### What you have to do
Select the lines below containing the word "قالوا".

### Given records
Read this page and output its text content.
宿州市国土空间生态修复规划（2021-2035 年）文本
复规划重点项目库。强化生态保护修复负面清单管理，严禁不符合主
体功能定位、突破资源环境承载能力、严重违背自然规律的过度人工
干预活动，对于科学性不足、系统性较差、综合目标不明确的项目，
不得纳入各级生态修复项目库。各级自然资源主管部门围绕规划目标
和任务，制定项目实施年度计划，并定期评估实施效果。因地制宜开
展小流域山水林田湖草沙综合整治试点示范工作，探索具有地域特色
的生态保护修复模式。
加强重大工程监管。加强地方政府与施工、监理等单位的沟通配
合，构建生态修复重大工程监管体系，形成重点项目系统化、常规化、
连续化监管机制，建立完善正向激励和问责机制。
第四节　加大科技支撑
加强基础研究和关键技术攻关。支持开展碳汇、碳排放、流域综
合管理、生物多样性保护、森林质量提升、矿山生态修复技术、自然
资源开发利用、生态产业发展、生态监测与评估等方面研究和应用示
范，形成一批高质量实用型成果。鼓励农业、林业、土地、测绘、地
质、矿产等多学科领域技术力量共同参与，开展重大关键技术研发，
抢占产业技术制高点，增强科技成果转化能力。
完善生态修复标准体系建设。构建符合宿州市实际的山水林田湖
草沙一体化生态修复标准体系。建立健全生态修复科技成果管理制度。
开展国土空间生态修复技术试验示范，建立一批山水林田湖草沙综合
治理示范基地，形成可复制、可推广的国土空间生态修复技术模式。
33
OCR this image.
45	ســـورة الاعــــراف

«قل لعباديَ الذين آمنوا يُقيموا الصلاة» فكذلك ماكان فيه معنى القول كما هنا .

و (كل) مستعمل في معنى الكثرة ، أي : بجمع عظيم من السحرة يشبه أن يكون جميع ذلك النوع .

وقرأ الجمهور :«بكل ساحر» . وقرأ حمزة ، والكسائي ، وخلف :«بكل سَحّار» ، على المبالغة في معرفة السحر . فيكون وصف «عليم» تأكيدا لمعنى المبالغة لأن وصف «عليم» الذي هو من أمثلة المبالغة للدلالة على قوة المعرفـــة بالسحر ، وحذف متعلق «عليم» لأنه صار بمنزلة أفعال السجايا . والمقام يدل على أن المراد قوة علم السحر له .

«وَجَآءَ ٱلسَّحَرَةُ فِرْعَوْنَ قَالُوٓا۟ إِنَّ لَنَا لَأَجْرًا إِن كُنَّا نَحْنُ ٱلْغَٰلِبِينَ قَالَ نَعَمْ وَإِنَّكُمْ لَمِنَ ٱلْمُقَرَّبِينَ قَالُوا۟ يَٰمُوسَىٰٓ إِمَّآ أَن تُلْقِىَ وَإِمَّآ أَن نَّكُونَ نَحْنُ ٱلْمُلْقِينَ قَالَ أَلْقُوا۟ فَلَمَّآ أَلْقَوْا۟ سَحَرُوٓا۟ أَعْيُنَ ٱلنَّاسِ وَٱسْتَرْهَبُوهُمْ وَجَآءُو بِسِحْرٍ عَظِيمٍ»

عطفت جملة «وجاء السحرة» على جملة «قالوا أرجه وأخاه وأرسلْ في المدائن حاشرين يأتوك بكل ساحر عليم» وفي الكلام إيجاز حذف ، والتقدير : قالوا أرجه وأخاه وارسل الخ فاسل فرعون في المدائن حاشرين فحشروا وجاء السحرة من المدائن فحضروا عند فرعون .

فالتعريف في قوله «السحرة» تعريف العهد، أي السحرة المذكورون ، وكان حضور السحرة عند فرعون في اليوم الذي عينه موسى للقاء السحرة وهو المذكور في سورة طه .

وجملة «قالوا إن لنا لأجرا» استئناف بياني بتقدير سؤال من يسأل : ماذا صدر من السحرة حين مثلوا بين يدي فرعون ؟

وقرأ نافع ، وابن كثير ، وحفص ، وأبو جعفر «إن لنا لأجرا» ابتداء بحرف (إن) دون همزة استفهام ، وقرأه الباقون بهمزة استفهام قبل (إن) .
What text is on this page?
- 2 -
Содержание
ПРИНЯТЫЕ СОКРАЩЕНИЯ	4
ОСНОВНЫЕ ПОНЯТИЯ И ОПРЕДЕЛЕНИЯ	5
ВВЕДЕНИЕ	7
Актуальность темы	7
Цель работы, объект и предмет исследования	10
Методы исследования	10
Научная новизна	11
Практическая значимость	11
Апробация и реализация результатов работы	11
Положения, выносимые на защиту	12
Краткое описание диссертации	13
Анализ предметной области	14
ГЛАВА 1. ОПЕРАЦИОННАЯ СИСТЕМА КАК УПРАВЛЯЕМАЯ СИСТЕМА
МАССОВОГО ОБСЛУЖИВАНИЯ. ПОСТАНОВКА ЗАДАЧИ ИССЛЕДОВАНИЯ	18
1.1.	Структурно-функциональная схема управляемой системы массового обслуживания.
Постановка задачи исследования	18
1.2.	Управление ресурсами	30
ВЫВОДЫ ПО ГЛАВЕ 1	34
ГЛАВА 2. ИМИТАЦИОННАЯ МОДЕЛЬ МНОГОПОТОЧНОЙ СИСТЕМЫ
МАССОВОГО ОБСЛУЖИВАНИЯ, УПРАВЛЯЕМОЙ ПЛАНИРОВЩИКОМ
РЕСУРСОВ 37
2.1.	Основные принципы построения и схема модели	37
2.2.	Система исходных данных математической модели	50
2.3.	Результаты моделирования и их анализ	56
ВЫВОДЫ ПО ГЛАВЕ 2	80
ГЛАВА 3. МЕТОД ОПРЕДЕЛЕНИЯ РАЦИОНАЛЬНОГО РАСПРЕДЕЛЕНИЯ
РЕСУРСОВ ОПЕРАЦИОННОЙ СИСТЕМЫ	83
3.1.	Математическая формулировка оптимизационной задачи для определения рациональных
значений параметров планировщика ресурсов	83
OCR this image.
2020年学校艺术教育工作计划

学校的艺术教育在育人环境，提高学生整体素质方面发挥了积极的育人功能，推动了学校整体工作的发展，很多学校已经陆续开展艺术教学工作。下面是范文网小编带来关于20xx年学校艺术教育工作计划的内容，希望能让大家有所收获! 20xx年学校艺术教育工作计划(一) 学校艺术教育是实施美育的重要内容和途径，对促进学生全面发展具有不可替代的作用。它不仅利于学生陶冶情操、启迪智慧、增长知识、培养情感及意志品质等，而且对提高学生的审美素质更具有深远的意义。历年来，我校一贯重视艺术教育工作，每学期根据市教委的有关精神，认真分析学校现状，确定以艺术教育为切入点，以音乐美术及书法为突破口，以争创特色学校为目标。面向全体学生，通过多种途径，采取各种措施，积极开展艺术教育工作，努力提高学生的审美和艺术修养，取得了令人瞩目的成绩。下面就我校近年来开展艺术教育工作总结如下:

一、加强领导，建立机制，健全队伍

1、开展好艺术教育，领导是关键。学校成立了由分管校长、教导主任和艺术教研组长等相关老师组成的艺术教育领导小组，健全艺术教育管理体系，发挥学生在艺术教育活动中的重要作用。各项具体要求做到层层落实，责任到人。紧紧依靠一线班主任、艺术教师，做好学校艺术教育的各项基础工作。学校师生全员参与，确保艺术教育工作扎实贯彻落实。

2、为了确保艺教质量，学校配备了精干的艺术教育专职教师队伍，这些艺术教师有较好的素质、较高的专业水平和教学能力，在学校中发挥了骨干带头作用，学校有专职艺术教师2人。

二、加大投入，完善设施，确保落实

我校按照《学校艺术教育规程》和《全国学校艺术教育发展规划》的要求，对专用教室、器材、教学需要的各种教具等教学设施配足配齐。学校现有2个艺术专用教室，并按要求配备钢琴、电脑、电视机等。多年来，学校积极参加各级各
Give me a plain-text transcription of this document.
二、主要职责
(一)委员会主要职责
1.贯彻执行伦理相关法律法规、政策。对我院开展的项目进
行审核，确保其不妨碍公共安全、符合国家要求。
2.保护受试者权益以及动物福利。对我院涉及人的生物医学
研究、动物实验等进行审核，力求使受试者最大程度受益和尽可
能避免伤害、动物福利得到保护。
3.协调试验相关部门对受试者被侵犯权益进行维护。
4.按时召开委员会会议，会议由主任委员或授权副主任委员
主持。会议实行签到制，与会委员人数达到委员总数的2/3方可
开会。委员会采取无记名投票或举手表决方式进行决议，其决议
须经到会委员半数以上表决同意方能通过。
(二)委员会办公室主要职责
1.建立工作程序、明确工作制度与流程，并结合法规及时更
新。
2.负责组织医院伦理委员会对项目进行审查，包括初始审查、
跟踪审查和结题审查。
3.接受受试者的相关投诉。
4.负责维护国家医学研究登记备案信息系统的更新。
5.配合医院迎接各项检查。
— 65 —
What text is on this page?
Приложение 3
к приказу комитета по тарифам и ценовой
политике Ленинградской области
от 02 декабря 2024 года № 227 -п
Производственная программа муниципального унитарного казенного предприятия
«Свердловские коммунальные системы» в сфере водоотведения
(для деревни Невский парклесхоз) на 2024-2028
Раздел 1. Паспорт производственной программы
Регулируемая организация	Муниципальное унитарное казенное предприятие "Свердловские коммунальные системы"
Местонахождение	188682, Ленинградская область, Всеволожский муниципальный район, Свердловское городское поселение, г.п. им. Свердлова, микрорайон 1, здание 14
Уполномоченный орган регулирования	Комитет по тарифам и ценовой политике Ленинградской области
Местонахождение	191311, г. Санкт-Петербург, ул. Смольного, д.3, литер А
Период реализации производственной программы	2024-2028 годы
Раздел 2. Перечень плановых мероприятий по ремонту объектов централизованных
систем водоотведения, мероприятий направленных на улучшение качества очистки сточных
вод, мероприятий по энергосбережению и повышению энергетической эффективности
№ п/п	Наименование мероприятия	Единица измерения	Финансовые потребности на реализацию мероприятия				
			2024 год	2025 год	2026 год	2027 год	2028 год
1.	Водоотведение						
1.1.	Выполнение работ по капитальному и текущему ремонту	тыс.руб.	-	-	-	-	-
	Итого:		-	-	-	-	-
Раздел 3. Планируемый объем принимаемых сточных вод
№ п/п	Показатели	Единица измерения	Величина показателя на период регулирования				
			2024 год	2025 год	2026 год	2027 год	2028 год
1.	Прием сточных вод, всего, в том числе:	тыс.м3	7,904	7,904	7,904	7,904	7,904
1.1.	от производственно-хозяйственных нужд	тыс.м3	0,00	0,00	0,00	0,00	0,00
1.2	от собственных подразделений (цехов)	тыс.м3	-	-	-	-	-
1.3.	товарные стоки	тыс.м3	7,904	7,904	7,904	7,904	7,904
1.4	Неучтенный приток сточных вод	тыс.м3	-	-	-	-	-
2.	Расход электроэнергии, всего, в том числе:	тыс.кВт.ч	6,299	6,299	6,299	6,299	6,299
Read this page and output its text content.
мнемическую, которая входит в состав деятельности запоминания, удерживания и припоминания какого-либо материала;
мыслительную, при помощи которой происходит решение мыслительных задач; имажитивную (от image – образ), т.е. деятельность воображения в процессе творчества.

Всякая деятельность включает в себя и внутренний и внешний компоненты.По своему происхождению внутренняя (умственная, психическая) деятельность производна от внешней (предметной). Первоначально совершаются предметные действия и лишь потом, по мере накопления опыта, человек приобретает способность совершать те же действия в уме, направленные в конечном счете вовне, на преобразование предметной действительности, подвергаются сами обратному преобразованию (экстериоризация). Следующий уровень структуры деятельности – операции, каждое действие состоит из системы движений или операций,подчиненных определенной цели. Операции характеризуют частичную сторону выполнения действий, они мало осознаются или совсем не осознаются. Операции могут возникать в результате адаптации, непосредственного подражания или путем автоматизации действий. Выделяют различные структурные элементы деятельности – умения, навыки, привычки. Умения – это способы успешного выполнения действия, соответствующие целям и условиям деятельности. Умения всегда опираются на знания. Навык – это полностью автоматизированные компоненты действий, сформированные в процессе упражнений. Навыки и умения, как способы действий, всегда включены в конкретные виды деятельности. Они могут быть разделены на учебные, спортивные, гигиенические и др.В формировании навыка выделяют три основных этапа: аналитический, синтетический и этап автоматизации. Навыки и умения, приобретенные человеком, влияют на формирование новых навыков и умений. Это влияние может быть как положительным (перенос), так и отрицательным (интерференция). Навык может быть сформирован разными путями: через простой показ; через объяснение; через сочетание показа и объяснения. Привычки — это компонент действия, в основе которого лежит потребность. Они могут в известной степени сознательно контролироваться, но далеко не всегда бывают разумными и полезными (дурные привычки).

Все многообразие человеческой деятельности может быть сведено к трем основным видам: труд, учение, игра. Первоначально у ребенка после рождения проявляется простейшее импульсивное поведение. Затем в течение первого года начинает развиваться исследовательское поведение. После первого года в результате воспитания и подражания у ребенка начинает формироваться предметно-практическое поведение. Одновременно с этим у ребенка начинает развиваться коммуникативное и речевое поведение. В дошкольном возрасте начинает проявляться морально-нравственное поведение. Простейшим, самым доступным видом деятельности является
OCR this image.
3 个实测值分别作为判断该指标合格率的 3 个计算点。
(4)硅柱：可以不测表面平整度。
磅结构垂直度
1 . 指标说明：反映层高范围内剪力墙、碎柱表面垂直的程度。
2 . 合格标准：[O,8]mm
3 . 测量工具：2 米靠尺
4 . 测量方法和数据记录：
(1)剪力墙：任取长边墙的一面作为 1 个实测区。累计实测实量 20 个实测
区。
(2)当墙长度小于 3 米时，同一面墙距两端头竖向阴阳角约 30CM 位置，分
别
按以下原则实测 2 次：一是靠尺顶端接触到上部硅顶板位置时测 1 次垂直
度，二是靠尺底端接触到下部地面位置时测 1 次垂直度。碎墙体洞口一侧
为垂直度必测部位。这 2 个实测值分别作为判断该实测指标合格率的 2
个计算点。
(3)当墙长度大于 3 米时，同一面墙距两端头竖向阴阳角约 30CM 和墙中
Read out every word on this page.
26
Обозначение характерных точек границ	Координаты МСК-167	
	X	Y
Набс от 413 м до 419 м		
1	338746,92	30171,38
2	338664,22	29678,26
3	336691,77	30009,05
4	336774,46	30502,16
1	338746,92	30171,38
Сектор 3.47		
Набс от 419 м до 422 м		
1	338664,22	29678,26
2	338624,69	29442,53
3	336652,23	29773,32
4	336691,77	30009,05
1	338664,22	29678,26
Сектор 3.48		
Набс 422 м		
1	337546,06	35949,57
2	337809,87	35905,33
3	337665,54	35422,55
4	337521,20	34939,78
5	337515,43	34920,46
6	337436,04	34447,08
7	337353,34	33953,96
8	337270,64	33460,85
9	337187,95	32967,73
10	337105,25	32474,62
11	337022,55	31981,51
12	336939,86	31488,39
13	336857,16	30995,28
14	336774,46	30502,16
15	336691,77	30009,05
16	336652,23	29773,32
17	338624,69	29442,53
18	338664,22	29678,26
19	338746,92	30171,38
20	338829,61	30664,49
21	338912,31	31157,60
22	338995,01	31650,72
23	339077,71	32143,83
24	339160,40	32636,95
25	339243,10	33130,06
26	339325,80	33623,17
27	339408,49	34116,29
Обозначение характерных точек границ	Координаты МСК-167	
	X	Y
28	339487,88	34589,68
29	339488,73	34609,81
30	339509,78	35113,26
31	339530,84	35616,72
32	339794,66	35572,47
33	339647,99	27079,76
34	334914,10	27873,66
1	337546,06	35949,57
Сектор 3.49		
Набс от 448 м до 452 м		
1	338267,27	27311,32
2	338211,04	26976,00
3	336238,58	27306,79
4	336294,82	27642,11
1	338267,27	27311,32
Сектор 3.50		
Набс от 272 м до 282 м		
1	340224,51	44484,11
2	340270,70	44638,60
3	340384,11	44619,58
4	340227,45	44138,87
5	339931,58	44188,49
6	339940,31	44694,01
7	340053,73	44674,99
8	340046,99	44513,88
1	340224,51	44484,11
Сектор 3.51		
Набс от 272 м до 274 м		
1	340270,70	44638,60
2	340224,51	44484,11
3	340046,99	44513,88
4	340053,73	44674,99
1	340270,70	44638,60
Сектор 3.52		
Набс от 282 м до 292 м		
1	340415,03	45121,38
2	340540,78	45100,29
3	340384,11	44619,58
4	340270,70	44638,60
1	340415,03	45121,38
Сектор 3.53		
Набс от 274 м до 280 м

### Correct response
عطفت جملة «وجاء السحرة» على جملة «قالوا أرجه وأخاه وأرسلْ في المدائن حاشرين يأتوك بكل ساحر عليم» وفي الكلام إيجاز حذف ، والتقدير : قالوا أرجه وأخاه وارسل الخ فاسل فرعون في المدائن حاشرين فحشروا وجاء السحرة من المدائن فحضروا عند فرعون .
وجملة «قالوا إن لنا لأجرا» استئناف بياني بتقدير سؤال من يسأل : ماذا صدر من السحرة حين مثلوا بين يدي فرعون ؟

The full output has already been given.